■ GIVEN INSTRUCTION: Locate all lines with the word "Participant". Copy them.

■ ENTRIES PROVIDED:
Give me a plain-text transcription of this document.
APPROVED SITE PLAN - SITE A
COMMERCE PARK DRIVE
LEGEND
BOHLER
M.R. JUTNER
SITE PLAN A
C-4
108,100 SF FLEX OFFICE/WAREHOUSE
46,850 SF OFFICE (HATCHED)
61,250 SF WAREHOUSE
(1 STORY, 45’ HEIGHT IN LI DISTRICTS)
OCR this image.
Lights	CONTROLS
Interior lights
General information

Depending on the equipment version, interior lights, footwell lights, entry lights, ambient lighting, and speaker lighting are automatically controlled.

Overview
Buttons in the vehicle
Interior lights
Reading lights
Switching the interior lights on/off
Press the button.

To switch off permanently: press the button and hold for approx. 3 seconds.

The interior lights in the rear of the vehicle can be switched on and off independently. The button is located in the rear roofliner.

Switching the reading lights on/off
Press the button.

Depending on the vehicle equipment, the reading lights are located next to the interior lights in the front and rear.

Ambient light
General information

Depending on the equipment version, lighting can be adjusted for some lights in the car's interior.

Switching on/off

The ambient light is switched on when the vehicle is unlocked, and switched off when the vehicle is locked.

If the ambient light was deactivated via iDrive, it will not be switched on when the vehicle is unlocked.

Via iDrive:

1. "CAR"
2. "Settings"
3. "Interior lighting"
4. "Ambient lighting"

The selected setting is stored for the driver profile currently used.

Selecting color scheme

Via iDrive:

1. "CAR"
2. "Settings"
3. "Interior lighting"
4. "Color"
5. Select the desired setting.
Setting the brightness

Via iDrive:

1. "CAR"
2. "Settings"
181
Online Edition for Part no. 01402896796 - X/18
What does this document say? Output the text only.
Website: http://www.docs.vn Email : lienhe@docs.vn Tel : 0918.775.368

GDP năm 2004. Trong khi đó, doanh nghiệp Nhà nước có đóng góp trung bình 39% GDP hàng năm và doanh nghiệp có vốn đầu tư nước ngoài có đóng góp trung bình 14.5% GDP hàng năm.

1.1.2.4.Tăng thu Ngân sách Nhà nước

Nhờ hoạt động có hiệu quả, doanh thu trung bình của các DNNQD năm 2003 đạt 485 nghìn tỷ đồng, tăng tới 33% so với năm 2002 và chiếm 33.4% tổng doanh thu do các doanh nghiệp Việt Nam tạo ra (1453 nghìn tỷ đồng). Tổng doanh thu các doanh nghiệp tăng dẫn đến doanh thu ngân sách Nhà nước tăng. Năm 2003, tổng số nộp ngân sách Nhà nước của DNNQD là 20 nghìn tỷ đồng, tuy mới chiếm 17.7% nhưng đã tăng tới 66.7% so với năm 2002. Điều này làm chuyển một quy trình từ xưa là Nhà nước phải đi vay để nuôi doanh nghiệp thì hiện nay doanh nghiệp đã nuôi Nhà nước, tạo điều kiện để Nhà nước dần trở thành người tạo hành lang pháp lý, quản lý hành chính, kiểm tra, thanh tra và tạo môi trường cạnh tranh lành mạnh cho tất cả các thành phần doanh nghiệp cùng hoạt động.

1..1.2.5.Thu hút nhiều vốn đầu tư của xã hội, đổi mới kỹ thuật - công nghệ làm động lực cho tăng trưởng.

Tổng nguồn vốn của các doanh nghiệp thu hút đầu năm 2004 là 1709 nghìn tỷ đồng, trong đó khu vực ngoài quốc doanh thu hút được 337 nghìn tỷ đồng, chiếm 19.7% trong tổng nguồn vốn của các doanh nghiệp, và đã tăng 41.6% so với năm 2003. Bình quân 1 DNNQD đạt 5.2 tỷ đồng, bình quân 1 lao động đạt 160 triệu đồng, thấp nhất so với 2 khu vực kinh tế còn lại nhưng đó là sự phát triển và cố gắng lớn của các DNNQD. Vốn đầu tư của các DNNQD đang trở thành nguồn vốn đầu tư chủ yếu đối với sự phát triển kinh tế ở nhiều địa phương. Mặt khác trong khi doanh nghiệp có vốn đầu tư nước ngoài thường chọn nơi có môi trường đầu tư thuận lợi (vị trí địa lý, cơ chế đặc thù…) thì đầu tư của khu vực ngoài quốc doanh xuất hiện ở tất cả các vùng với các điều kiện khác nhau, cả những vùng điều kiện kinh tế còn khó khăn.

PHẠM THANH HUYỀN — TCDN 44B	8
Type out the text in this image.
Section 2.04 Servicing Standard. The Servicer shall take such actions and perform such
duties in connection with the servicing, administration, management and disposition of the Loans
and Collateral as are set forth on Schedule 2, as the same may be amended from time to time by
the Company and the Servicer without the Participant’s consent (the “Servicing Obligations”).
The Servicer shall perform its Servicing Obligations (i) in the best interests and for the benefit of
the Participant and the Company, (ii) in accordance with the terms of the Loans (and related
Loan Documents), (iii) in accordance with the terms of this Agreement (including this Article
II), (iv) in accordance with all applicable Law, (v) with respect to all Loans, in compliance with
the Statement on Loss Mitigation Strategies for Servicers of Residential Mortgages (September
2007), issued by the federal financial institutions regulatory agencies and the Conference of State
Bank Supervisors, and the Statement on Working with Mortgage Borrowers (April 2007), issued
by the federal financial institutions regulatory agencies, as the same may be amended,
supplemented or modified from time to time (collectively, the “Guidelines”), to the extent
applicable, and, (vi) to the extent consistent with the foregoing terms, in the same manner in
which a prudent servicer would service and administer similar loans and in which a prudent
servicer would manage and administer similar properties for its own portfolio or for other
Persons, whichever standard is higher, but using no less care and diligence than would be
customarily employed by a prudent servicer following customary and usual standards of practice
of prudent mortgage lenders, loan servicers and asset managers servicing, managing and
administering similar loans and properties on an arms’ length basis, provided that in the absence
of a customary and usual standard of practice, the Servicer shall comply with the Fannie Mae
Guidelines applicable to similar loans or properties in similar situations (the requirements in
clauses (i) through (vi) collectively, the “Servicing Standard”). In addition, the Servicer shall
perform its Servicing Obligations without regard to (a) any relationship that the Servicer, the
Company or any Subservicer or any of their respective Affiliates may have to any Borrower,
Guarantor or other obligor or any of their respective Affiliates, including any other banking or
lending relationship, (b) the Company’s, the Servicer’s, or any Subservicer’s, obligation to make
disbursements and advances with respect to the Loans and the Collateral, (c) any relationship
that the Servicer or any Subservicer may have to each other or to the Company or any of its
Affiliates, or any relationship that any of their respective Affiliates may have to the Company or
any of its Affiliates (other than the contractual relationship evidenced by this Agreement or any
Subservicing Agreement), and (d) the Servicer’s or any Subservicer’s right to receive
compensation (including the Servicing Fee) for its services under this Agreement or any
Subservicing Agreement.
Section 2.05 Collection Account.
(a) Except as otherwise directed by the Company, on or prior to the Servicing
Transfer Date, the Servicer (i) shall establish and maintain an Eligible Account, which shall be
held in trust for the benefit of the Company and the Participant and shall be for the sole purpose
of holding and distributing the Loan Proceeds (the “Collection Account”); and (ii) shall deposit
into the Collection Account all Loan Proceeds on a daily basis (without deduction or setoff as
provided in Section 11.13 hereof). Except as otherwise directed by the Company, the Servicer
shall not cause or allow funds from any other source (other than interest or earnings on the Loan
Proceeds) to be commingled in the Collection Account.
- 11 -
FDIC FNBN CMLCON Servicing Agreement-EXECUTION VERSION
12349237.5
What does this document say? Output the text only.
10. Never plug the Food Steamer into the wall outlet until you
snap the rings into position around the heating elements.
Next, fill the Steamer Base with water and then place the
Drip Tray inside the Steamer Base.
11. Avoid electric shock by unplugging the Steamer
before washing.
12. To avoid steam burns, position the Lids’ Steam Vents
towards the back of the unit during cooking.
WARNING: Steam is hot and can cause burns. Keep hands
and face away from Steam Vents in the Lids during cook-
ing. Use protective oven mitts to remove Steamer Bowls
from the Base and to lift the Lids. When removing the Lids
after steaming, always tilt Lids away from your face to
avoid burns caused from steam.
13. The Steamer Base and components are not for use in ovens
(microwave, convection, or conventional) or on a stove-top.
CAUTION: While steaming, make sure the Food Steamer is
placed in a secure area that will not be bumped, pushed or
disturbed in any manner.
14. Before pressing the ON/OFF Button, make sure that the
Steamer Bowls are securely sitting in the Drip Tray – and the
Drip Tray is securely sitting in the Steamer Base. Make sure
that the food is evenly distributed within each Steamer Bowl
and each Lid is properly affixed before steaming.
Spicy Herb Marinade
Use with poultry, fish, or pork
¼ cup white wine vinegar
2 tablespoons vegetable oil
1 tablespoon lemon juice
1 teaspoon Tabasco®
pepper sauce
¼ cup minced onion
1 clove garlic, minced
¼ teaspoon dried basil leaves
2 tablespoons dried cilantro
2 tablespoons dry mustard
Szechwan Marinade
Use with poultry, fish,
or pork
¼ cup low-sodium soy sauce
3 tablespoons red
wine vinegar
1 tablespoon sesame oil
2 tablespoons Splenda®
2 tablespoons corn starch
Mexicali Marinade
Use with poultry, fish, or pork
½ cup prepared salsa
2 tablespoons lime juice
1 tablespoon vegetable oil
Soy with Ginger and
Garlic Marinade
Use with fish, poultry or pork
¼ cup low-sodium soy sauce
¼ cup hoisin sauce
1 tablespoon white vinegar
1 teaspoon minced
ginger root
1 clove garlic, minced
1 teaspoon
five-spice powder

■ ANSWER BELOW:
the Company and the Servicer without the Participant’s consent (the “Servicing Obligations”).
the Participant and the Company, (ii) in accordance with the terms of the Loans (and related
held in trust for the benefit of the Company and the Participant and shall be for the sole purpose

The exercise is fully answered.